= WORKING DATA =
____

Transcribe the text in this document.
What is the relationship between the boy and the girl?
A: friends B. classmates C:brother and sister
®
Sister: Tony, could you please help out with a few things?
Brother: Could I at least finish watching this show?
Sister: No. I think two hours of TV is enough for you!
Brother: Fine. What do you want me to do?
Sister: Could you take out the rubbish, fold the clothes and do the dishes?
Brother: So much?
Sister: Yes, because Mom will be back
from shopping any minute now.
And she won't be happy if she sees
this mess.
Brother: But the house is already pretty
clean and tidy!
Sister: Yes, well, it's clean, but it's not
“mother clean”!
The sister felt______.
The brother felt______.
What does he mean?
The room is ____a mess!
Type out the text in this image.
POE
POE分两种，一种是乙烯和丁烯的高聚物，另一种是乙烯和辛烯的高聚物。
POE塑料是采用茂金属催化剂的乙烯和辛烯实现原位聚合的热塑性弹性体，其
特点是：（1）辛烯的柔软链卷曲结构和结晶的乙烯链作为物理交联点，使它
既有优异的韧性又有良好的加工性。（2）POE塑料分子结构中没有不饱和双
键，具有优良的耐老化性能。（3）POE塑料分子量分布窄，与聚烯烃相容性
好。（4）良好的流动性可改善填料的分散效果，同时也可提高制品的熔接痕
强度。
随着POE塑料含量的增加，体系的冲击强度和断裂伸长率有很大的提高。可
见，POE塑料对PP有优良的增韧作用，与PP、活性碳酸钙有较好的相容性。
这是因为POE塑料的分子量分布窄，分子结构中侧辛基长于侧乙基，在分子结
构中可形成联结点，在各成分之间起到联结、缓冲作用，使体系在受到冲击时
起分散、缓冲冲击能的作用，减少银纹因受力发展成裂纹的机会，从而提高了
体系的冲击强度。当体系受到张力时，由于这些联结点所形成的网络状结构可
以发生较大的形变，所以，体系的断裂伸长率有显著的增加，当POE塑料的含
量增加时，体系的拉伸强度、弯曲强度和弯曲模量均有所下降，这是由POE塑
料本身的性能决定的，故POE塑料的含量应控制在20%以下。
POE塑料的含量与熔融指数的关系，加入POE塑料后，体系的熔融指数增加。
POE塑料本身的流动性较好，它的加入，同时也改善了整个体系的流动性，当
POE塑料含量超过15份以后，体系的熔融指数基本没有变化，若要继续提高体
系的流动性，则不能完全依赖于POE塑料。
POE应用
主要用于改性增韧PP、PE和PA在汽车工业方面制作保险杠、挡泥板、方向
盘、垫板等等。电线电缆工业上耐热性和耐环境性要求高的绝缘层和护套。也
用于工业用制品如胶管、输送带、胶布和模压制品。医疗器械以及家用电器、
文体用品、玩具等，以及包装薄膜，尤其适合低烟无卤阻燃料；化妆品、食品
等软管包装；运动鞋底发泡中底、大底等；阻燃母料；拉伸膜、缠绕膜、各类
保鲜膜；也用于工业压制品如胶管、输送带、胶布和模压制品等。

____

Tally the lines holding the string "this" and give only the count.

4